■ Task requirements: Beneath this task is a listing; retype all of it exactly.

■ Data excerpts:
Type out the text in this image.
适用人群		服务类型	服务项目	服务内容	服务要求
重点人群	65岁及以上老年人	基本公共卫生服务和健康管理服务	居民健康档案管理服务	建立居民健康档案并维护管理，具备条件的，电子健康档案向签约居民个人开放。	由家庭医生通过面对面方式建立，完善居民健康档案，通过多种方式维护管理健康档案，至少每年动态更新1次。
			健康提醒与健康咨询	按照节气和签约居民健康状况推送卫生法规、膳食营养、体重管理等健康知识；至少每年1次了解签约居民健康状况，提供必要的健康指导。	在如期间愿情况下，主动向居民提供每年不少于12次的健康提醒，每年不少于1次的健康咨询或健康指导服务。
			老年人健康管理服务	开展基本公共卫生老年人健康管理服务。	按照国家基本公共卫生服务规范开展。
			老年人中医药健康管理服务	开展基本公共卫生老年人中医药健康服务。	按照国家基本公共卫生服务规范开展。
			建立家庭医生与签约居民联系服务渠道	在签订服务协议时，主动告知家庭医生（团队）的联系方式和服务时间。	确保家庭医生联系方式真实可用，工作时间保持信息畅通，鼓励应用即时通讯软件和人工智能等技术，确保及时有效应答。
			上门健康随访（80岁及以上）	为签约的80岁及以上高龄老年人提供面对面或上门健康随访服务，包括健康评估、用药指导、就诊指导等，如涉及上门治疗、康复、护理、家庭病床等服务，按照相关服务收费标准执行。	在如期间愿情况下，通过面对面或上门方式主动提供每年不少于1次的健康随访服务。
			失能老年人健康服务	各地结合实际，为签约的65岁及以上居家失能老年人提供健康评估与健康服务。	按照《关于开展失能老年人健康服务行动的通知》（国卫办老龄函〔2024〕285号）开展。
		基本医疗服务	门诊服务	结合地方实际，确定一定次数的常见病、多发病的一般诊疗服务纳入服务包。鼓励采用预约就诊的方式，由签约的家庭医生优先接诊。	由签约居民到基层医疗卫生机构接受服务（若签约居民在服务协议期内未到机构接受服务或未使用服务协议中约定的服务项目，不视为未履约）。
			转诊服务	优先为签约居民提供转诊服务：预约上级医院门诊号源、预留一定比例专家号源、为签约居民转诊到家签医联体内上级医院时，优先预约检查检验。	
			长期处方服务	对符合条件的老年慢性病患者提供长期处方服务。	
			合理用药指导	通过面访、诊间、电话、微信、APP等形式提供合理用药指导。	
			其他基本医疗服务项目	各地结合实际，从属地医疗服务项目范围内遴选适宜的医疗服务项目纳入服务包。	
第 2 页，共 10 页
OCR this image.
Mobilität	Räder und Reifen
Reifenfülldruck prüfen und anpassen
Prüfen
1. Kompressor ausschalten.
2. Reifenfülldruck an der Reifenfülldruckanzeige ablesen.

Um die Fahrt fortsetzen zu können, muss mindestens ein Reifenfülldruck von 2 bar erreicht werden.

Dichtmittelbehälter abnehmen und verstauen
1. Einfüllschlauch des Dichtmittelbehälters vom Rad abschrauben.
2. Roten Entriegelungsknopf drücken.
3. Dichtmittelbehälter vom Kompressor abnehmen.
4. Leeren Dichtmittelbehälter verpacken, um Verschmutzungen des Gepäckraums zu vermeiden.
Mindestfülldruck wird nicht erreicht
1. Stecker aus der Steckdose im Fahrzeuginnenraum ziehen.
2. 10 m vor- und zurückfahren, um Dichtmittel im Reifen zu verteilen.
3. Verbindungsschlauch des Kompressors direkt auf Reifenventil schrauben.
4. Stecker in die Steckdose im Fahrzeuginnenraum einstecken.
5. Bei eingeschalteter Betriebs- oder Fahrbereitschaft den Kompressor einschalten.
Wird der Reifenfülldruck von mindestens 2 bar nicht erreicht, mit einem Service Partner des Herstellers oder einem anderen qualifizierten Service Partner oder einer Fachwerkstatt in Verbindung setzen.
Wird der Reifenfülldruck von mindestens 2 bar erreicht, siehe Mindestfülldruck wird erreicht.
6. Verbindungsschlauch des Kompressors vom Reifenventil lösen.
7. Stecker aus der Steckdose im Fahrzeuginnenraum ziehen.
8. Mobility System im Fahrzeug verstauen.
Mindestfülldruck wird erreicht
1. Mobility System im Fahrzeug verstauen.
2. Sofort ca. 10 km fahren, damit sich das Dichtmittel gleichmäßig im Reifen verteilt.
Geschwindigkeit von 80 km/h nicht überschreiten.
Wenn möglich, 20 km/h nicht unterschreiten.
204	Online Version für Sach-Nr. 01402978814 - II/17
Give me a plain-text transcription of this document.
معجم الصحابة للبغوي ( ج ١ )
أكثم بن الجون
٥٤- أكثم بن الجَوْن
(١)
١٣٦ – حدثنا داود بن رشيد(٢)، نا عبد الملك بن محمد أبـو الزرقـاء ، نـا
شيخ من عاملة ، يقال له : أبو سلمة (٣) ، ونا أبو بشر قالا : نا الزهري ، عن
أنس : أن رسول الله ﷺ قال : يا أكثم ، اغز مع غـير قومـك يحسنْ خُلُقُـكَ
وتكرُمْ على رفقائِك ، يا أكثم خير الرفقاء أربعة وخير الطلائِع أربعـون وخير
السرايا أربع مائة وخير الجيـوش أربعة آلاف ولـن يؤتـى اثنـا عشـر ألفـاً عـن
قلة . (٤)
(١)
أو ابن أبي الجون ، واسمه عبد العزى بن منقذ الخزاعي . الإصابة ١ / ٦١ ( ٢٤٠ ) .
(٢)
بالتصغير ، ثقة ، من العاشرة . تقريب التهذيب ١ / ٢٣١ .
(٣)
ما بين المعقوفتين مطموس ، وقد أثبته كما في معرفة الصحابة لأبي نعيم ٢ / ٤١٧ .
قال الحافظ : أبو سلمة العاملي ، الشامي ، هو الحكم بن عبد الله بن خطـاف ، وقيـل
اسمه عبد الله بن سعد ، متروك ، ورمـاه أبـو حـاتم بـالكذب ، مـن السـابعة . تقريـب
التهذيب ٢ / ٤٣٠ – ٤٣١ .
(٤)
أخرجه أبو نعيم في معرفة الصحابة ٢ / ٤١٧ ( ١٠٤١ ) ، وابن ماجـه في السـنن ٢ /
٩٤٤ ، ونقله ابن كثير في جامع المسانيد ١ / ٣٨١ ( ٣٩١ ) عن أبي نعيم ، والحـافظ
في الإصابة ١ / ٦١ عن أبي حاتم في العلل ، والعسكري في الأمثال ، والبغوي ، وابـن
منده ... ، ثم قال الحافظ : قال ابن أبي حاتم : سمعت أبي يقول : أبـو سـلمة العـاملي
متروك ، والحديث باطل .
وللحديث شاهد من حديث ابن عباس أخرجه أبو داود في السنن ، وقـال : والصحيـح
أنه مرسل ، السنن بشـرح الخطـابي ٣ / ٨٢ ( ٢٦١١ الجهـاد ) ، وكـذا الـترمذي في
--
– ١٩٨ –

■ Answer to this problem:
Type out the text in this image.
适用人群		服务类型	服务项目	服务内容	服务要求
重点人群	65岁及以上老年人	基本公共卫生服务和健康管理服务	居民健康档案管理服务	建立居民健康档案并维护管理，具备条件的，电子健康档案向签约居民个人开放。	由家庭医生通过面对面方式建立，完善居民健康档案，通过多种方式维护管理健康档案，至少每年动态更新1次。
			健康提醒与健康咨询	按照节气和签约居民健康状况推送卫生法规、膳食营养、体重管理等健康知识；至少每年1次了解签约居民健康状况，提供必要的健康指导。	在如期间愿情况下，主动向居民提供每年不少于12次的健康提醒，每年不少于1次的健康咨询或健康指导服务。
			老年人健康管理服务	开展基本公共卫生老年人健康管理服务。	按照国家基本公共卫生服务规范开展。
			老年人中医药健康管理服务	开展基本公共卫生老年人中医药健康服务。	按照国家基本公共卫生服务规范开展。
			建立家庭医生与签约居民联系服务渠道	在签订服务协议时，主动告知家庭医生（团队）的联系方式和服务时间。	确保家庭医生联系方式真实可用，工作时间保持信息畅通，鼓励应用即时通讯软件和人工智能等技术，确保及时有效应答。
			上门健康随访（80岁及以上）	为签约的80岁及以上高龄老年人提供面对面或上门健康随访服务，包括健康评估、用药指导、就诊指导等，如涉及上门治疗、康复、护理、家庭病床等服务，按照相关服务收费标准执行。	在如期间愿情况下，通过面对面或上门方式主动提供每年不少于1次的健康随访服务。
			失能老年人健康服务	各地结合实际，为签约的65岁及以上居家失能老年人提供健康评估与健康服务。	按照《关于开展失能老年人健康服务行动的通知》（国卫办老龄函〔2024〕285号）开展。
		基本医疗服务	门诊服务	结合地方实际，确定一定次数的常见病、多发病的一般诊疗服务纳入服务包。鼓励采用预约就诊的方式，由签约的家庭医生优先接诊。	由签约居民到基层医疗卫生机构接受服务（若签约居民在服务协议期内未到机构接受服务或未使用服务协议中约定的服务项目，不视为未履约）。
			转诊服务	优先为签约居民提供转诊服务：预约上级医院门诊号源、预留一定比例专家号源、为签约居民转诊到家签医联体内上级医院时，优先预约检查检验。	
			长期处方服务	对符合条件的老年慢性病患者提供长期处方服务。	
			合理用药指导	通过面访、诊间、电话、微信、APP等形式提供合理用药指导。	
			其他基本医疗服务项目	各地结合实际，从属地医疗服务项目范围内遴选适宜的医疗服务项目纳入服务包。	
第 2 页，共 10 页
OCR this image.
Mobilität	Räder und Reifen
Reifenfülldruck prüfen und anpassen
Prüfen
1. Kompressor ausschalten.
2. Reifenfülldruck an der Reifenfülldruckanzeige ablesen.

Um die Fahrt fortsetzen zu können, muss mindestens ein Reifenfülldruck von 2 bar erreicht werden.

Dichtmittelbehälter abnehmen und verstauen
1. Einfüllschlauch des Dichtmittelbehälters vom Rad abschrauben.
2. Roten Entriegelungsknopf drücken.
3. Dichtmittelbehälter vom Kompressor abnehmen.
4. Leeren Dichtmittelbehälter verpacken, um Verschmutzungen des Gepäckraums zu vermeiden.
Mindestfülldruck wird nicht erreicht
1. Stecker aus der Steckdose im Fahrzeuginnenraum ziehen.
2. 10 m vor- und zurückfahren, um Dichtmittel im Reifen zu verteilen.
3. Verbindungsschlauch des Kompressors direkt auf Reifenventil schrauben.
4. Stecker in die Steckdose im Fahrzeuginnenraum einstecken.
5. Bei eingeschalteter Betriebs- oder Fahrbereitschaft den Kompressor einschalten.
Wird der Reifenfülldruck von mindestens 2 bar nicht erreicht, mit einem Service Partner des Herstellers oder einem anderen qualifizierten Service Partner oder einer Fachwerkstatt in Verbindung setzen.
Wird der Reifenfülldruck von mindestens 2 bar erreicht, siehe Mindestfülldruck wird erreicht.
6. Verbindungsschlauch des Kompressors vom Reifenventil lösen.
7. Stecker aus der Steckdose im Fahrzeuginnenraum ziehen.
8. Mobility System im Fahrzeug verstauen.
Mindestfülldruck wird erreicht
1. Mobility System im Fahrzeug verstauen.
2. Sofort ca. 10 km fahren, damit sich das Dichtmittel gleichmäßig im Reifen verteilt.
Geschwindigkeit von 80 km/h nicht überschreiten.
Wenn möglich, 20 km/h nicht unterschreiten.
204	Online Version für Sach-Nr. 01402978814 - II/17
Give me a plain-text transcription of this document.
معجم الصحابة للبغوي ( ج ١ )
أكثم بن الجون
٥٤- أكثم بن الجَوْن
(١)
١٣٦ – حدثنا داود بن رشيد(٢)، نا عبد الملك بن محمد أبـو الزرقـاء ، نـا
شيخ من عاملة ، يقال له : أبو سلمة (٣) ، ونا أبو بشر قالا : نا الزهري ، عن
أنس : أن رسول الله ﷺ قال : يا أكثم ، اغز مع غـير قومـك يحسنْ خُلُقُـكَ
وتكرُمْ على رفقائِك ، يا أكثم خير الرفقاء أربعة وخير الطلائِع أربعـون وخير
السرايا أربع مائة وخير الجيـوش أربعة آلاف ولـن يؤتـى اثنـا عشـر ألفـاً عـن
قلة . (٤)
(١)
أو ابن أبي الجون ، واسمه عبد العزى بن منقذ الخزاعي . الإصابة ١ / ٦١ ( ٢٤٠ ) .
(٢)
بالتصغير ، ثقة ، من العاشرة . تقريب التهذيب ١ / ٢٣١ .
(٣)
ما بين المعقوفتين مطموس ، وقد أثبته كما في معرفة الصحابة لأبي نعيم ٢ / ٤١٧ .
قال الحافظ : أبو سلمة العاملي ، الشامي ، هو الحكم بن عبد الله بن خطـاف ، وقيـل
اسمه عبد الله بن سعد ، متروك ، ورمـاه أبـو حـاتم بـالكذب ، مـن السـابعة . تقريـب
التهذيب ٢ / ٤٣٠ – ٤٣١ .
(٤)
أخرجه أبو نعيم في معرفة الصحابة ٢ / ٤١٧ ( ١٠٤١ ) ، وابن ماجـه في السـنن ٢ /
٩٤٤ ، ونقله ابن كثير في جامع المسانيد ١ / ٣٨١ ( ٣٩١ ) عن أبي نعيم ، والحـافظ
في الإصابة ١ / ٦١ عن أبي حاتم في العلل ، والعسكري في الأمثال ، والبغوي ، وابـن
منده ... ، ثم قال الحافظ : قال ابن أبي حاتم : سمعت أبي يقول : أبـو سـلمة العـاملي
متروك ، والحديث باطل .
وللحديث شاهد من حديث ابن عباس أخرجه أبو داود في السنن ، وقـال : والصحيـح
أنه مرسل ، السنن بشـرح الخطـابي ٣ / ٨٢ ( ٢٦١١ الجهـاد ) ، وكـذا الـترمذي في
--
– ١٩٨ –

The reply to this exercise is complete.